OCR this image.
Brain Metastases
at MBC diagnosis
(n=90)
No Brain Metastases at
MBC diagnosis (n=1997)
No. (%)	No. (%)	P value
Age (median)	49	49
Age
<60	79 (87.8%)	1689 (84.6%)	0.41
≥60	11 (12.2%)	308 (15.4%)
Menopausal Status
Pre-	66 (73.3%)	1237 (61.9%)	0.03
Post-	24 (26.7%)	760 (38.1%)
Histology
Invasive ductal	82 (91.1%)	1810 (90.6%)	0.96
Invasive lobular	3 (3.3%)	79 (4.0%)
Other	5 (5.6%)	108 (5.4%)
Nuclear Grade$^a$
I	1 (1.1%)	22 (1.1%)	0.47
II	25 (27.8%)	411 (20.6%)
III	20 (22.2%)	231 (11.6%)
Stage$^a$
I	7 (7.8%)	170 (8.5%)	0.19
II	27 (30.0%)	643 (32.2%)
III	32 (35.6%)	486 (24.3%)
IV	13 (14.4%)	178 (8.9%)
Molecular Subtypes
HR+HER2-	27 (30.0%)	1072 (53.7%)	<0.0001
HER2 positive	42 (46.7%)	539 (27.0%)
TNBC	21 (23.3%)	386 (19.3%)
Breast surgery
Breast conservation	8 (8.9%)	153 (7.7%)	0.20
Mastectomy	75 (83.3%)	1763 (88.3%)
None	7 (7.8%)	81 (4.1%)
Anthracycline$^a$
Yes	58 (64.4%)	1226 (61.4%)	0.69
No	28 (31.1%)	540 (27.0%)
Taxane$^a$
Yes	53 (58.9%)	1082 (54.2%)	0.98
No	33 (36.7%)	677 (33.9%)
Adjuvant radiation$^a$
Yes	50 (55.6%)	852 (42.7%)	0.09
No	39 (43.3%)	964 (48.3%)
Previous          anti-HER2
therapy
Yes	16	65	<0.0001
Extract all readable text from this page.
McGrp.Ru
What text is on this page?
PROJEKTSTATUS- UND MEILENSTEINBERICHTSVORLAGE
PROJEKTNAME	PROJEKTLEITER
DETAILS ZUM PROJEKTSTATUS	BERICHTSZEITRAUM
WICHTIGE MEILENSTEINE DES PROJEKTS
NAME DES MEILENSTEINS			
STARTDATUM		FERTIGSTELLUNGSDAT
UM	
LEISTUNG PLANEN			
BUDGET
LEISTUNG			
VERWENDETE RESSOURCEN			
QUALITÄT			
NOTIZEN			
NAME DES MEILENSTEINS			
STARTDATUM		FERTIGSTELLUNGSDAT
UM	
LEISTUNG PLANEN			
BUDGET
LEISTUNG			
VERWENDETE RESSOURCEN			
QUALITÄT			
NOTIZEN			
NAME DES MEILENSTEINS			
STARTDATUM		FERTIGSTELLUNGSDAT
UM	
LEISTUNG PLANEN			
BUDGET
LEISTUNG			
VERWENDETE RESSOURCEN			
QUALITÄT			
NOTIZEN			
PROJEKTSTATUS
☆ ☆ ☆ ☆ ☆ ☆ ☆
> Goal
Extract, exactly as they appear, the lines from the one containing "What text is on this page?" through the final line.

> Answer to the problem
What text is on this page?
PROJEKTSTATUS- UND MEILENSTEINBERICHTSVORLAGE
PROJEKTNAME	PROJEKTLEITER
DETAILS ZUM PROJEKTSTATUS	BERICHTSZEITRAUM
WICHTIGE MEILENSTEINE DES PROJEKTS
NAME DES MEILENSTEINS			
STARTDATUM		FERTIGSTELLUNGSDAT
UM	
LEISTUNG PLANEN			
BUDGET
LEISTUNG			
VERWENDETE RESSOURCEN			
QUALITÄT			
NOTIZEN			
NAME DES MEILENSTEINS			
STARTDATUM		FERTIGSTELLUNGSDAT
UM	
LEISTUNG PLANEN			
BUDGET
LEISTUNG			
VERWENDETE RESSOURCEN			
QUALITÄT			
NOTIZEN			
NAME DES MEILENSTEINS			
STARTDATUM		FERTIGSTELLUNGSDAT
UM	
LEISTUNG PLANEN			
BUDGET
LEISTUNG			
VERWENDETE RESSOURCEN			
QUALITÄT			
NOTIZEN			
PROJEKTSTATUS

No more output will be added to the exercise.